From the entries below, say how many lines carry the word "Primal", and give nothing but the number.

• _DATASET EXTRACT_:

◇ ◇ ◇ ◇ ◇

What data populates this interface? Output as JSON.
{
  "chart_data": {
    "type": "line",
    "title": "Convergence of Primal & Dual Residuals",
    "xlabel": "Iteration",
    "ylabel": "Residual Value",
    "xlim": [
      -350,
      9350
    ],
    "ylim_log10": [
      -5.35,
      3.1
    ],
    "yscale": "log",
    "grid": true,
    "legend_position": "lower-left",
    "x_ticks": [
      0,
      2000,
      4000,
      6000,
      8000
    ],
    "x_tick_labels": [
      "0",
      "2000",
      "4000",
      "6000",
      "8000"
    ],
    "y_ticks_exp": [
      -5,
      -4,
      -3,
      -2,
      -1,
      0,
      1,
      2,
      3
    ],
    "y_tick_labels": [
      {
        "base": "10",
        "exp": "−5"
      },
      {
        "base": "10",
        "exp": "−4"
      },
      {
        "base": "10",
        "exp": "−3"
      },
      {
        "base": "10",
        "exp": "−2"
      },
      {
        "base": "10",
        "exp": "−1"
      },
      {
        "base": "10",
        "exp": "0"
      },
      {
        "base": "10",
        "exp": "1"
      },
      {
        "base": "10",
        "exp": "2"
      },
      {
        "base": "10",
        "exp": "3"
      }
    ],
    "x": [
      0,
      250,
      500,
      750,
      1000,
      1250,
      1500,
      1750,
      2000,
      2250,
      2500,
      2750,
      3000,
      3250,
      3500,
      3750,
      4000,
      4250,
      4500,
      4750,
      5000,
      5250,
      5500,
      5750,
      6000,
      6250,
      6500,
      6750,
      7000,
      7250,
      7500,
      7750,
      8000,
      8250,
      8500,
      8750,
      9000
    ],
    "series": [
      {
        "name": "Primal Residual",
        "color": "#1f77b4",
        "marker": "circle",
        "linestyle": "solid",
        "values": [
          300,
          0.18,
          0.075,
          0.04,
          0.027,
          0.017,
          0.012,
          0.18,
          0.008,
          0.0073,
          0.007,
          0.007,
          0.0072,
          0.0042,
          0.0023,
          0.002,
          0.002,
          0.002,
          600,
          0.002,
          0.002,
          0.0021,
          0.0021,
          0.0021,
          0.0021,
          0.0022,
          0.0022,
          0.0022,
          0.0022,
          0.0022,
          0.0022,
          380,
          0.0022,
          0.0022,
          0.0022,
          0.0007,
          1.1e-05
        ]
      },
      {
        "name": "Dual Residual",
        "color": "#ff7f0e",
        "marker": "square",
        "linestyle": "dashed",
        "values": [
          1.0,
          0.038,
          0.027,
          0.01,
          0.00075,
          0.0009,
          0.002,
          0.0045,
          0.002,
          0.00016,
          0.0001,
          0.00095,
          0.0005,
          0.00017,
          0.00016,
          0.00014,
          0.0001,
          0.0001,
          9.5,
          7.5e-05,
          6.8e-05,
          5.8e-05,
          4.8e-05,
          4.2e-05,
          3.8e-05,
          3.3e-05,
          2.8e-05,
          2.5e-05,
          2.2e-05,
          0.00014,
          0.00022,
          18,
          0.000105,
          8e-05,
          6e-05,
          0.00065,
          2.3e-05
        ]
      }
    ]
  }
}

◇ ◇ ◇ ◇ ◇

• _RESPONSE_: 2